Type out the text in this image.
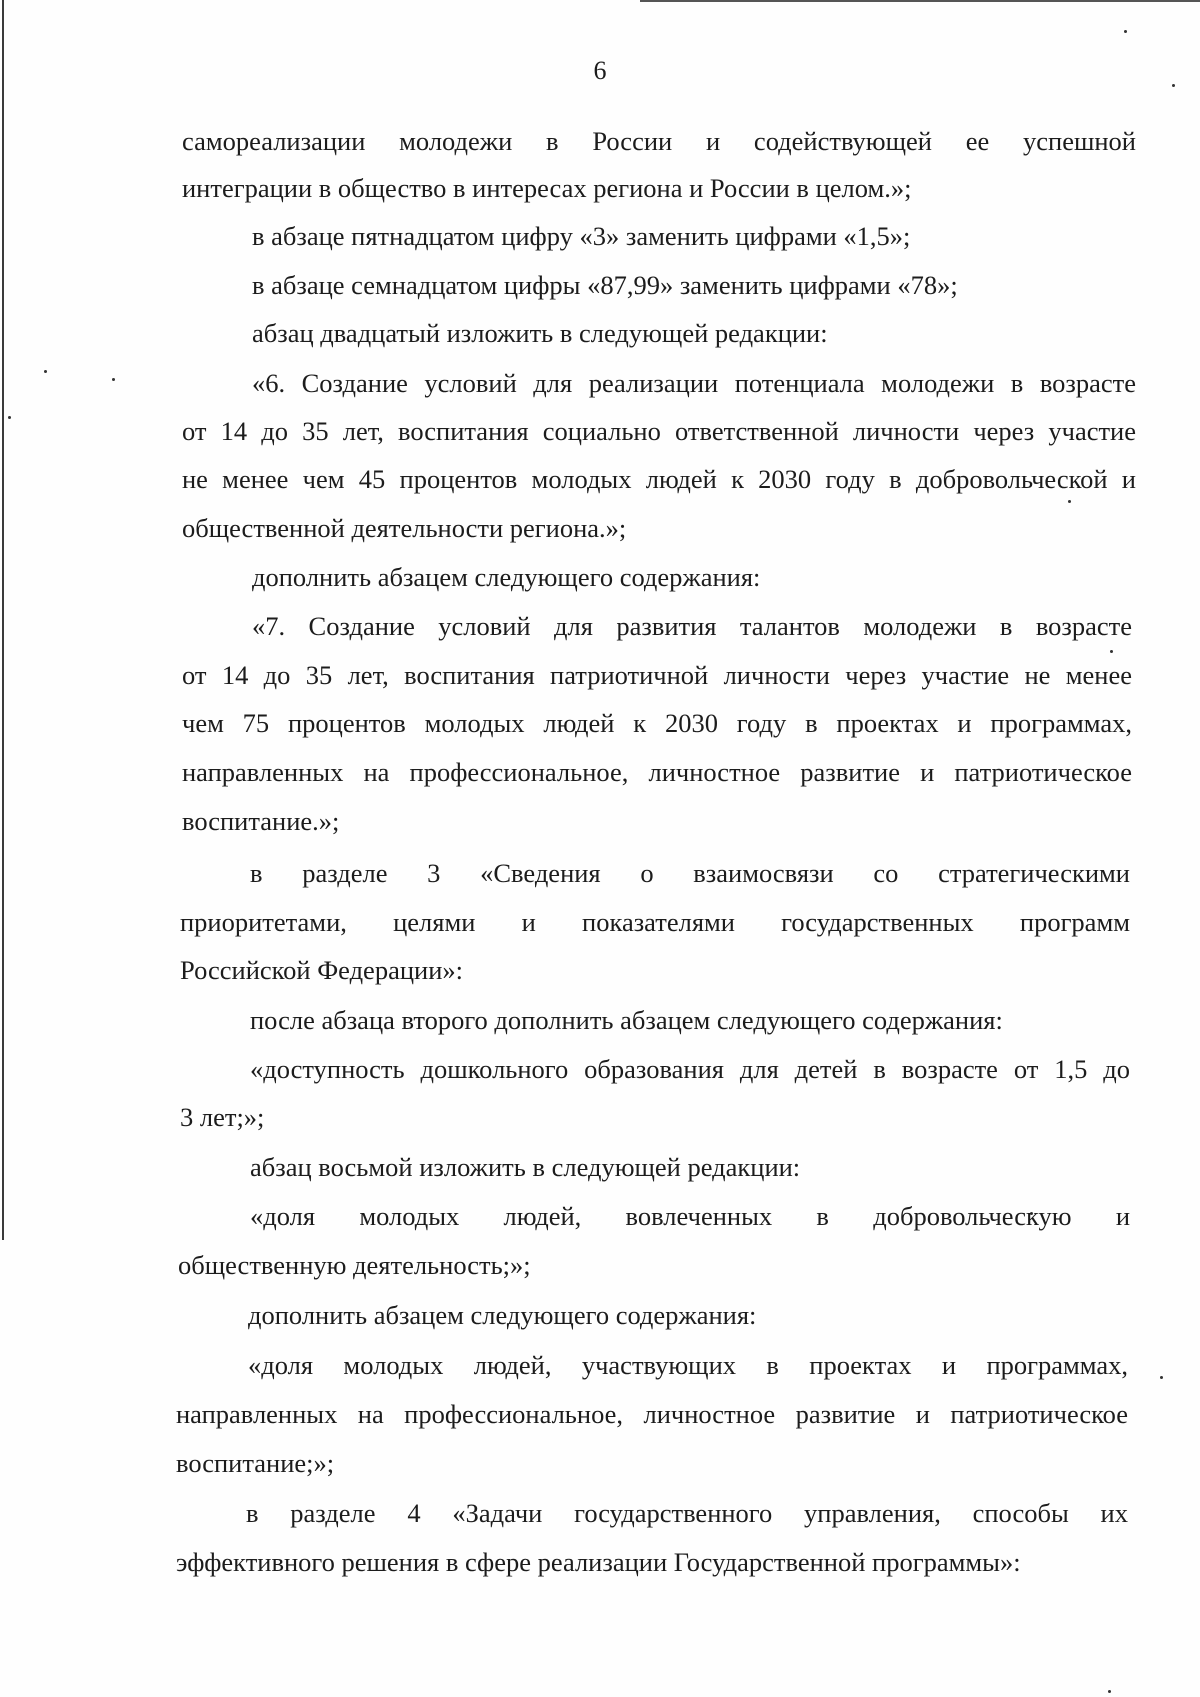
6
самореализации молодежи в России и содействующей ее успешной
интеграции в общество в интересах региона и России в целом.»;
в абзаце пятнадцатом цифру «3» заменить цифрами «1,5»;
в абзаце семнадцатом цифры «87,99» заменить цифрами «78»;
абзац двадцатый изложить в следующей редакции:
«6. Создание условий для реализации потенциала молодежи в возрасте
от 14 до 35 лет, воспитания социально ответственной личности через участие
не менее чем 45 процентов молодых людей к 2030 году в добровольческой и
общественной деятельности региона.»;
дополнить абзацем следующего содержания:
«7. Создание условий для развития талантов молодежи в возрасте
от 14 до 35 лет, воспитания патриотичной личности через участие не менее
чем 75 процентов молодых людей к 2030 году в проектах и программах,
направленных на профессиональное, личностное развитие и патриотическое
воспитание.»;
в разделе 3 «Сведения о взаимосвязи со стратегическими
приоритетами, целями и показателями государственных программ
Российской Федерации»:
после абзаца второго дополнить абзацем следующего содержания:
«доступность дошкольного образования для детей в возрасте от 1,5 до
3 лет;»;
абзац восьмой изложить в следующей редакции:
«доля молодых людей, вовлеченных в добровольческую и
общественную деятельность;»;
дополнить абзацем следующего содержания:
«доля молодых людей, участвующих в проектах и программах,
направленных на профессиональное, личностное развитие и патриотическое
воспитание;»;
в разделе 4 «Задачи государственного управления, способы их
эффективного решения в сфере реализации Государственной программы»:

+ + +

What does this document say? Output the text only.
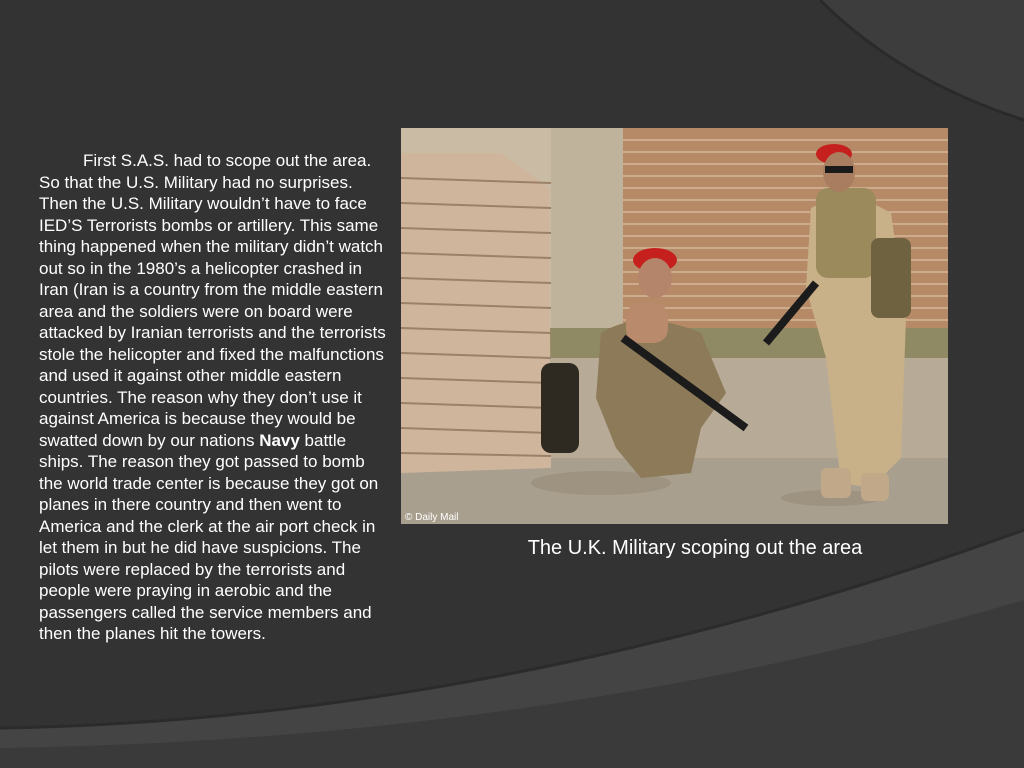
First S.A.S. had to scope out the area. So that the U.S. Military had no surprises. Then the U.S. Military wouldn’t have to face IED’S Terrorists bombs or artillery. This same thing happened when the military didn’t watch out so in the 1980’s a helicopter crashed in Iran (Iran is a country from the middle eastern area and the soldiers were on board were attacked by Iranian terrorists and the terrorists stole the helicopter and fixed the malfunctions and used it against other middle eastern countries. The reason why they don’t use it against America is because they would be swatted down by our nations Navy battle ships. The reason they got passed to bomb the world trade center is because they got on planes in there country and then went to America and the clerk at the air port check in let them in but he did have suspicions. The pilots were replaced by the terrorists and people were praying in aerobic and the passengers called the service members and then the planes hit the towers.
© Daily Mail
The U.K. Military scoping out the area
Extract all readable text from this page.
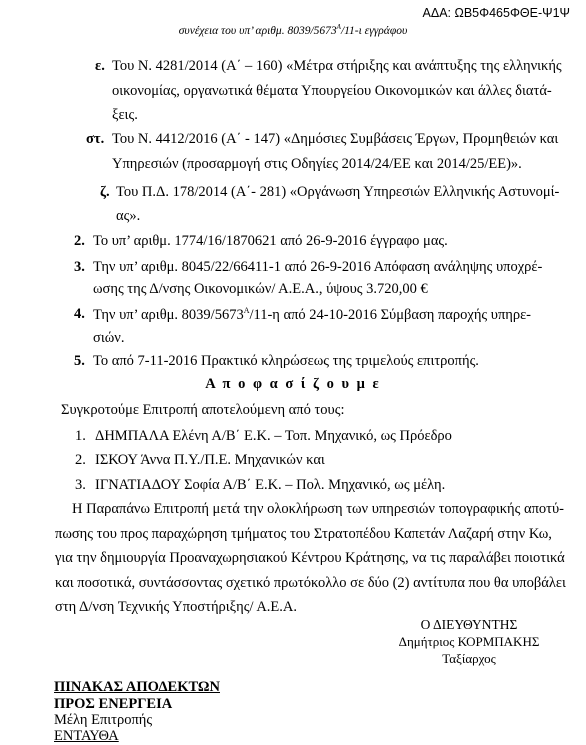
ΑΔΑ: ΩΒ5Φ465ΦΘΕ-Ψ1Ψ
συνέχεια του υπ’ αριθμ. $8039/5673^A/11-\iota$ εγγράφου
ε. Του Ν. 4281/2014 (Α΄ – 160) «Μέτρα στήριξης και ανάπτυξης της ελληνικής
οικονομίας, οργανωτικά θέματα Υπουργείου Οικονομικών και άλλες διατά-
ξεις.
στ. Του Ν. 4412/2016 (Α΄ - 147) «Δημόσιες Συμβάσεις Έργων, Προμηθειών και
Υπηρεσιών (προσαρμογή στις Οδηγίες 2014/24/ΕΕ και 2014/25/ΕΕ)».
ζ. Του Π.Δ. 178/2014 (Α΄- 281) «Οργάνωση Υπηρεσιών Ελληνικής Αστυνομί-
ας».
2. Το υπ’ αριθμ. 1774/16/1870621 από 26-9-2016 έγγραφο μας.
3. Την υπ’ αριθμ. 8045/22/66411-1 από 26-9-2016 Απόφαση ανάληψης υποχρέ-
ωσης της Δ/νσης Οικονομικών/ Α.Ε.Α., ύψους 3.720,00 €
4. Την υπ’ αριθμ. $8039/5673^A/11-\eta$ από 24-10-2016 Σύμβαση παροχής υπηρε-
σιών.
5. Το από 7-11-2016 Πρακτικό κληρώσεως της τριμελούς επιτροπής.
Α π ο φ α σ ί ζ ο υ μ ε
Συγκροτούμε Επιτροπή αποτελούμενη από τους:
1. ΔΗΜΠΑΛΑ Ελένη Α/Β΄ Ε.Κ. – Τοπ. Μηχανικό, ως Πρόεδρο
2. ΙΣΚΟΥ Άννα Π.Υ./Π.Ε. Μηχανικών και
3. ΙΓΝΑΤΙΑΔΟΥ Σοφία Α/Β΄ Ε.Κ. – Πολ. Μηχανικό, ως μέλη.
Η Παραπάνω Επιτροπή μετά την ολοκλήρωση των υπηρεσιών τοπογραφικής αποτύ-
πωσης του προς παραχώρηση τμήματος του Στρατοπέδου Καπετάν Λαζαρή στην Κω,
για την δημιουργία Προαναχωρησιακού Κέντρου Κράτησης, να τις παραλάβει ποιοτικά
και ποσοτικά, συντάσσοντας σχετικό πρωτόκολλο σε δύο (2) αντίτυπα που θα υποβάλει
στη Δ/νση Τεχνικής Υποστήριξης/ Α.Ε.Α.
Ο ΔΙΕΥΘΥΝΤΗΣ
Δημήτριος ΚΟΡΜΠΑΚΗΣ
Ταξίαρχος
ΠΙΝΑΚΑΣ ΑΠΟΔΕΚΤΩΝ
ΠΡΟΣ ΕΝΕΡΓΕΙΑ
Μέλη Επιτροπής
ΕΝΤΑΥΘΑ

+ + +

▶ _Exercise task_: Find "text". Copy every line it occurs in.

▶ _Task answer_:
Type out the text in this image.
What does this document say? Output the text only.
Extract all readable text from this page.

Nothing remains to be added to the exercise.